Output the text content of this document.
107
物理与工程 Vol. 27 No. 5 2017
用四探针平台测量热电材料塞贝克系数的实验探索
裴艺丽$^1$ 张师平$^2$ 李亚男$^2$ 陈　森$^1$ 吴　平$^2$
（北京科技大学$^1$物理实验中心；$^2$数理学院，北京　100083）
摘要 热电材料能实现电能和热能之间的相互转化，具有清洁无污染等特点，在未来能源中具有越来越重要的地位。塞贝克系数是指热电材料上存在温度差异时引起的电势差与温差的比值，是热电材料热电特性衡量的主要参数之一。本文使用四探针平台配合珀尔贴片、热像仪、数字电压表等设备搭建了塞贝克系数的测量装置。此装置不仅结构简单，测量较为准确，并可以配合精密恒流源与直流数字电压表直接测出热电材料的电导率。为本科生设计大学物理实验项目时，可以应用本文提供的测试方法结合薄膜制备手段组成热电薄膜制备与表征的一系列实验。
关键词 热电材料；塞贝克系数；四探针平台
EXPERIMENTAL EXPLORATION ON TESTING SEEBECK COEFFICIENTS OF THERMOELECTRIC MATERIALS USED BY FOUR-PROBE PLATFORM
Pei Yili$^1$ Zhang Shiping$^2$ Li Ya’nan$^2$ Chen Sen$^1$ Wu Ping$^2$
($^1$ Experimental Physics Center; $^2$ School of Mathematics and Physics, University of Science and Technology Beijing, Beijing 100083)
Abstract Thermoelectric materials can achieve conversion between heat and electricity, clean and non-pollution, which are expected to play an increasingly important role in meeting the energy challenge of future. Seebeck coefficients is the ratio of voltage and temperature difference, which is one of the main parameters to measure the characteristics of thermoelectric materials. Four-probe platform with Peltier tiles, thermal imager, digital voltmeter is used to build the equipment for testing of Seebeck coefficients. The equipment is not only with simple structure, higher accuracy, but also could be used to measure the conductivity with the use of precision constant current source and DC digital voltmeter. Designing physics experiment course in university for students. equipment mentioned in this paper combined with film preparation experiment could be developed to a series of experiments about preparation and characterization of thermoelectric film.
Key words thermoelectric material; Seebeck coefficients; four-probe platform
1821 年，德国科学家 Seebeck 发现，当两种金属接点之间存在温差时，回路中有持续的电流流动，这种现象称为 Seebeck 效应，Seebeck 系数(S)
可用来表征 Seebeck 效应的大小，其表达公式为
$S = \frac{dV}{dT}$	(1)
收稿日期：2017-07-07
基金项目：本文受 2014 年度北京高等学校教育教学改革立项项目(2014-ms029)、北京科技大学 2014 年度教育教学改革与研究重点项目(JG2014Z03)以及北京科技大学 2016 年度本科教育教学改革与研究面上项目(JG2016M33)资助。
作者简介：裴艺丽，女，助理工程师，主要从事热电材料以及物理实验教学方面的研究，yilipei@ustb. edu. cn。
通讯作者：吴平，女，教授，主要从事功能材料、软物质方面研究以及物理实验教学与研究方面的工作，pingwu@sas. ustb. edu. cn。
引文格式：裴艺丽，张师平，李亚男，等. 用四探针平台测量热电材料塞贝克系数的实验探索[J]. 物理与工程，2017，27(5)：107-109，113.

##########

REQUEST: Return each line with "北京科技大学".

SOLUTION:
（北京科技大学$^1$物理实验中心；$^2$数理学院，北京　100083）
基金项目：本文受 2014 年度北京高等学校教育教学改革立项项目(2014-ms029)、北京科技大学 2014 年度教育教学改革与研究重点项目(JG2014Z03)以及北京科技大学 2016 年度本科教育教学改革与研究面上项目(JG2016M33)资助。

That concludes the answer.